Request.
Could you write out every record below exactly, leaving out any pictures?

Provided data.
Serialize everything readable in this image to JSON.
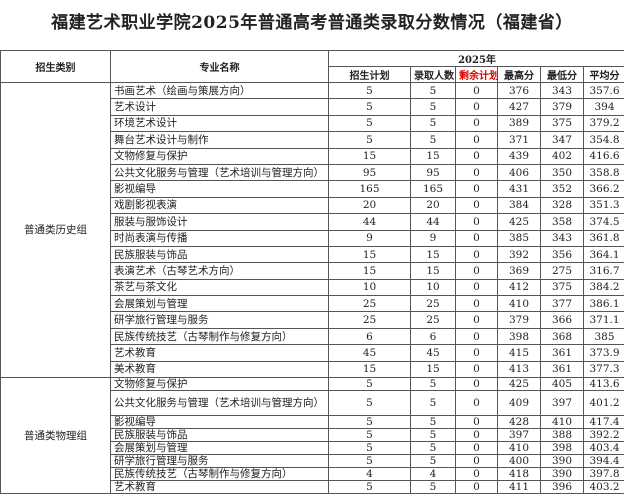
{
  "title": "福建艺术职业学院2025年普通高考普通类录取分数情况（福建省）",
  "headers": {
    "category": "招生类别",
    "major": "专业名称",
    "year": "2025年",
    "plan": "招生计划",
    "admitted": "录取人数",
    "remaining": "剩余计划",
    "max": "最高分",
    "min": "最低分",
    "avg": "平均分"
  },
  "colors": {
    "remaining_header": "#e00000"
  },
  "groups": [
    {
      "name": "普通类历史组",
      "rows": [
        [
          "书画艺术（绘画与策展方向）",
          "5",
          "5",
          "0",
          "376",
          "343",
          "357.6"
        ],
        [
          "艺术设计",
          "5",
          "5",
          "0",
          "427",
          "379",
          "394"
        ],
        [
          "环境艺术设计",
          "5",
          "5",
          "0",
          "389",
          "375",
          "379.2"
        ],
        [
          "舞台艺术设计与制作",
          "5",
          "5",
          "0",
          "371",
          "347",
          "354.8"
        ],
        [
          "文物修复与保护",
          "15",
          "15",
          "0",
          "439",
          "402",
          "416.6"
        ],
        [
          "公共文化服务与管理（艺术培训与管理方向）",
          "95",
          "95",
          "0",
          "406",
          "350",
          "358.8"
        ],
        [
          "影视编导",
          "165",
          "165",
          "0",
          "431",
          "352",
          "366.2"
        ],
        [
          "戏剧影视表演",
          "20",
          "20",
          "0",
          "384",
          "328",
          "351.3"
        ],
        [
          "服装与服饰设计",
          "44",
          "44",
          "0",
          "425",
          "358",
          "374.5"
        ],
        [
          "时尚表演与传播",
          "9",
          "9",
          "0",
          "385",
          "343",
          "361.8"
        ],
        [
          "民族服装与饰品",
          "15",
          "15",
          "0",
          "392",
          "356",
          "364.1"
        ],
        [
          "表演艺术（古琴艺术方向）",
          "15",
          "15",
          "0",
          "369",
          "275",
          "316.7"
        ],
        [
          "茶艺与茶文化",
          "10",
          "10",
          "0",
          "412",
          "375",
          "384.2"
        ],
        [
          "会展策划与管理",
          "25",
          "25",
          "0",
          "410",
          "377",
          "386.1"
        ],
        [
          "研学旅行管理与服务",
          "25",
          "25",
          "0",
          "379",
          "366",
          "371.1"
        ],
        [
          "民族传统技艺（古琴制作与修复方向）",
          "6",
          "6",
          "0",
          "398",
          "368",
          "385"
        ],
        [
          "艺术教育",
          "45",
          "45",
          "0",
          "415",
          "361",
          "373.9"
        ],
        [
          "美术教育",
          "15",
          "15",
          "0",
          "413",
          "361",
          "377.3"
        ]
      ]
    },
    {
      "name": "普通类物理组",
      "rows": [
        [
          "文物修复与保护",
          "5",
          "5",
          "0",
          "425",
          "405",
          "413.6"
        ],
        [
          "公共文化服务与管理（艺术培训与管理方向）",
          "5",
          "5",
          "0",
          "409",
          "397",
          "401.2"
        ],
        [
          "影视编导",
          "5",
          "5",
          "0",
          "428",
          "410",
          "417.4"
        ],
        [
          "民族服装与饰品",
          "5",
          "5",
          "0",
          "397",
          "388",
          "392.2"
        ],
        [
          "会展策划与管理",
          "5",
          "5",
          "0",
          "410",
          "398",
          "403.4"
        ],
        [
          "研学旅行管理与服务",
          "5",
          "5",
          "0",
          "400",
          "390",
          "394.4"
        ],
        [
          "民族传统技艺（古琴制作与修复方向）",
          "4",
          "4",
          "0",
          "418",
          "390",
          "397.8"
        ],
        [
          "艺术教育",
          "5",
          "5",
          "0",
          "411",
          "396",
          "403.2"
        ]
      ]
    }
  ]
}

Task result.
Serialize everything readable in this image to JSON.
{
  "title": "福建艺术职业学院2025年普通高考普通类录取分数情况（福建省）",
  "headers": {
    "category": "招生类别",
    "major": "专业名称",
    "year": "2025年",
    "plan": "招生计划",
    "admitted": "录取人数",
    "remaining": "剩余计划",
    "max": "最高分",
    "min": "最低分",
    "avg": "平均分"
  },
  "colors": {
    "remaining_header": "#e00000"
  },
  "groups": [
    {
      "name": "普通类历史组",
      "rows": [
        [
          "书画艺术（绘画与策展方向）",
          "5",
          "5",
          "0",
          "376",
          "343",
          "357.6"
        ],
        [
          "艺术设计",
          "5",
          "5",
          "0",
          "427",
          "379",
          "394"
        ],
        [
          "环境艺术设计",
          "5",
          "5",
          "0",
          "389",
          "375",
          "379.2"
        ],
        [
          "舞台艺术设计与制作",
          "5",
          "5",
          "0",
          "371",
          "347",
          "354.8"
        ],
        [
          "文物修复与保护",
          "15",
          "15",
          "0",
          "439",
          "402",
          "416.6"
        ],
        [
          "公共文化服务与管理（艺术培训与管理方向）",
          "95",
          "95",
          "0",
          "406",
          "350",
          "358.8"
        ],
        [
          "影视编导",
          "165",
          "165",
          "0",
          "431",
          "352",
          "366.2"
        ],
        [
          "戏剧影视表演",
          "20",
          "20",
          "0",
          "384",
          "328",
          "351.3"
        ],
        [
          "服装与服饰设计",
          "44",
          "44",
          "0",
          "425",
          "358",
          "374.5"
        ],
        [
          "时尚表演与传播",
          "9",
          "9",
          "0",
          "385",
          "343",
          "361.8"
        ],
        [
          "民族服装与饰品",
          "15",
          "15",
          "0",
          "392",
          "356",
          "364.1"
        ],
        [
          "表演艺术（古琴艺术方向）",
          "15",
          "15",
          "0",
          "369",
          "275",
          "316.7"
        ],
        [
          "茶艺与茶文化",
          "10",
          "10",
          "0",
          "412",
          "375",
          "384.2"
        ],
        [
          "会展策划与管理",
          "25",
          "25",
          "0",
          "410",
          "377",
          "386.1"
        ],
        [
          "研学旅行管理与服务",
          "25",
          "25",
          "0",
          "379",
          "366",
          "371.1"
        ],
        [
          "民族传统技艺（古琴制作与修复方向）",
          "6",
          "6",
          "0",
          "398",
          "368",
          "385"
        ],
        [
          "艺术教育",
          "45",
          "45",
          "0",
          "415",
          "361",
          "373.9"
        ],
        [
          "美术教育",
          "15",
          "15",
          "0",
          "413",
          "361",
          "377.3"
        ]
      ]
    },
    {
      "name": "普通类物理组",
      "rows": [
        [
          "文物修复与保护",
          "5",
          "5",
          "0",
          "425",
          "405",
          "413.6"
        ],
        [
          "公共文化服务与管理（艺术培训与管理方向）",
          "5",
          "5",
          "0",
          "409",
          "397",
          "401.2"
        ],
        [
          "影视编导",
          "5",
          "5",
          "0",
          "428",
          "410",
          "417.4"
        ],
        [
          "民族服装与饰品",
          "5",
          "5",
          "0",
          "397",
          "388",
          "392.2"
        ],
        [
          "会展策划与管理",
          "5",
          "5",
          "0",
          "410",
          "398",
          "403.4"
        ],
        [
          "研学旅行管理与服务",
          "5",
          "5",
          "0",
          "400",
          "390",
          "394.4"
        ],
        [
          "民族传统技艺（古琴制作与修复方向）",
          "4",
          "4",
          "0",
          "418",
          "390",
          "397.8"
        ],
        [
          "艺术教育",
          "5",
          "5",
          "0",
          "411",
          "396",
          "403.2"
        ]
      ]
    }
  ]
}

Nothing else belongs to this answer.